AIM OF THE TASK: Show all lines from the data that include the word "Remote".

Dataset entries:
>> Begin
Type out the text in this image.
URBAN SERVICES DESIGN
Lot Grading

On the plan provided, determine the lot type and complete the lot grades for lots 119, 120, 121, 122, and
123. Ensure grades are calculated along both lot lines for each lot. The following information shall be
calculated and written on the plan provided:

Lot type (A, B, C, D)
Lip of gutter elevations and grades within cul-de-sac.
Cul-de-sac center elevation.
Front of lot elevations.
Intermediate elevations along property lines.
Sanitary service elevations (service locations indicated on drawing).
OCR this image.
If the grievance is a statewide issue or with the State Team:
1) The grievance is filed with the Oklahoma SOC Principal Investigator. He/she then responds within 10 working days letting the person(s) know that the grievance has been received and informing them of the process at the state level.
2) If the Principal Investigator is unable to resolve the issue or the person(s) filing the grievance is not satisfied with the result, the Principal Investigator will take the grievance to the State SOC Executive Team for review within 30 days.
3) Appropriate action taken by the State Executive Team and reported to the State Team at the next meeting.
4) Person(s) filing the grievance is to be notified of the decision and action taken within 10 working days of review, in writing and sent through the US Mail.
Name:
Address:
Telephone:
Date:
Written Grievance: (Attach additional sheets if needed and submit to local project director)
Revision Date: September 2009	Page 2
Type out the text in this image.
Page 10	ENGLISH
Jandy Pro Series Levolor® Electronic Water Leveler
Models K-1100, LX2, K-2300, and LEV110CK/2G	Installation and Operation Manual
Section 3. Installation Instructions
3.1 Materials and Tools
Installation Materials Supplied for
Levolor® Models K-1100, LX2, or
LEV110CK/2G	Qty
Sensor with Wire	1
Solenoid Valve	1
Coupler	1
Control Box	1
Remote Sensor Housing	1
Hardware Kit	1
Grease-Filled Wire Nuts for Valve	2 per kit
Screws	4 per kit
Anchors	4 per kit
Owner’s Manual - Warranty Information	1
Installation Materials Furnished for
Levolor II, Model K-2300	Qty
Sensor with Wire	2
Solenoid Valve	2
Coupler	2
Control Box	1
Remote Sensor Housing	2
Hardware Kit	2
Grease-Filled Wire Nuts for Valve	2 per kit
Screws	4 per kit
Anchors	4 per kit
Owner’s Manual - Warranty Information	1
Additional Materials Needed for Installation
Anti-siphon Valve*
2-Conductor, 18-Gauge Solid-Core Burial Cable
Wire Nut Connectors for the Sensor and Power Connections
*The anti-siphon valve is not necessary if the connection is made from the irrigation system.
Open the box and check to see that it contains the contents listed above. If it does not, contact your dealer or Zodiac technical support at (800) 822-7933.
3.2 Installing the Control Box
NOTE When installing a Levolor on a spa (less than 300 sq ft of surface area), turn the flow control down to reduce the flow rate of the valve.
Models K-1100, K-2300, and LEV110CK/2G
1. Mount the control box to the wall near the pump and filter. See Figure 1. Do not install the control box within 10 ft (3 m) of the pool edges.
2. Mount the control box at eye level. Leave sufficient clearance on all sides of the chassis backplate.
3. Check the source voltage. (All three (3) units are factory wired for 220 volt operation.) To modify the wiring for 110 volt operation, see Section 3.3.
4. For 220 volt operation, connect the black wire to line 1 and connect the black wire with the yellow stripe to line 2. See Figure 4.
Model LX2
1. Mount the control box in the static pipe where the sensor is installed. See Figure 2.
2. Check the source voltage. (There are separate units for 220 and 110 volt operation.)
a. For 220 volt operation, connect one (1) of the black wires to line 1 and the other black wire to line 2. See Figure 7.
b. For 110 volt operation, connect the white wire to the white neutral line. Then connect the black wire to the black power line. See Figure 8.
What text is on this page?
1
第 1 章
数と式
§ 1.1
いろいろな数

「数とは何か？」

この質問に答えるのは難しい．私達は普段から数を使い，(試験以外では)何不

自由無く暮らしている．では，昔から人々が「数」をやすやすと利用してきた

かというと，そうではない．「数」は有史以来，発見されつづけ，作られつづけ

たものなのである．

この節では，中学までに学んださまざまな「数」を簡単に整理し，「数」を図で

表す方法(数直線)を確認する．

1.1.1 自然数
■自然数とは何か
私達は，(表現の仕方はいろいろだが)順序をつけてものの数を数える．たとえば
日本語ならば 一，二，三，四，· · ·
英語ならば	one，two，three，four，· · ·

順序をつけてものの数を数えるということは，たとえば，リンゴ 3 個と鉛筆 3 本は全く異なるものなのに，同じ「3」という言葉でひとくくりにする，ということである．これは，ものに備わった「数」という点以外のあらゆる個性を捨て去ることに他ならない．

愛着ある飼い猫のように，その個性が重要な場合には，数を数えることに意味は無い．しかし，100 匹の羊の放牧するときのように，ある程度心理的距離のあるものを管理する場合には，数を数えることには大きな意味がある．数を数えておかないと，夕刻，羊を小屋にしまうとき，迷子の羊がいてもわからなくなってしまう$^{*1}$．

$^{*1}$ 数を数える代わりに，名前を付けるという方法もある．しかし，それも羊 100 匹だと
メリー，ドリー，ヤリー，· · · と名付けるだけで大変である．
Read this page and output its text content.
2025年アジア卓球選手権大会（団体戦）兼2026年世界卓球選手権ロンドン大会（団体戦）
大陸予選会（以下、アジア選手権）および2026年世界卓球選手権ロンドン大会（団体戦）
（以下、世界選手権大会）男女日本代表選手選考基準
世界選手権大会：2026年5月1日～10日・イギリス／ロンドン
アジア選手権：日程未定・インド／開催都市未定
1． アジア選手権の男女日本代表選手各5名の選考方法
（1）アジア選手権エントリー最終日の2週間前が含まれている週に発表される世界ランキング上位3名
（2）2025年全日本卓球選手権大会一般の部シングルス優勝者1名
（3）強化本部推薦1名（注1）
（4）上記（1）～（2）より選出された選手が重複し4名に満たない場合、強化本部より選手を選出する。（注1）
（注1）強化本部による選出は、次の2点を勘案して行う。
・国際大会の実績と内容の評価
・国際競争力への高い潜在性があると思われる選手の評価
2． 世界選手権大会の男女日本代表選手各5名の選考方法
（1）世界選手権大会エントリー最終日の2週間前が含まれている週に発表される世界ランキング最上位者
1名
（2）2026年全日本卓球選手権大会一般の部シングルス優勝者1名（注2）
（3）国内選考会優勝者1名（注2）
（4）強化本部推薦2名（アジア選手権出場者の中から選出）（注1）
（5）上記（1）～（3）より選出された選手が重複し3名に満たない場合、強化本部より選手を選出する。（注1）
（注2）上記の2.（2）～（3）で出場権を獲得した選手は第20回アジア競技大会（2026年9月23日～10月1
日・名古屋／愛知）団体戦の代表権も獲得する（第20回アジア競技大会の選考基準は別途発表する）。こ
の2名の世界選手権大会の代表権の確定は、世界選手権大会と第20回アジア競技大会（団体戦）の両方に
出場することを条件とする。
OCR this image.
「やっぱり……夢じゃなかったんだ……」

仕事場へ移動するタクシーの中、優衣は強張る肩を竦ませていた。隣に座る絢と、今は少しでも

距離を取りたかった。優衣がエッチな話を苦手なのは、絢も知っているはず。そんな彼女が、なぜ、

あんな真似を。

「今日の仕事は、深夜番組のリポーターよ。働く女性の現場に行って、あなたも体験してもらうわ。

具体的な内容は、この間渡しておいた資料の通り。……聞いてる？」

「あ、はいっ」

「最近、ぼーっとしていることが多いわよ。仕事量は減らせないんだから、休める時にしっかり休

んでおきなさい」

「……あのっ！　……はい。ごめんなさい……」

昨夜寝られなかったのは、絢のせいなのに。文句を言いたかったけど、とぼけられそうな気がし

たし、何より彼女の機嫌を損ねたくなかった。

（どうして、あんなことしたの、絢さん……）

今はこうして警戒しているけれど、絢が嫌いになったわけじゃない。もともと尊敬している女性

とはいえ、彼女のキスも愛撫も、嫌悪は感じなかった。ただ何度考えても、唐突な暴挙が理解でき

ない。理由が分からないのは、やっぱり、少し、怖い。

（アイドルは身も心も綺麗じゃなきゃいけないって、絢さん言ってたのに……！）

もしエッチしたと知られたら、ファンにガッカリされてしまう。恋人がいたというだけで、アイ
>> End
RESPONSE:
Remote Sensor Housing	1
Remote Sensor Housing	2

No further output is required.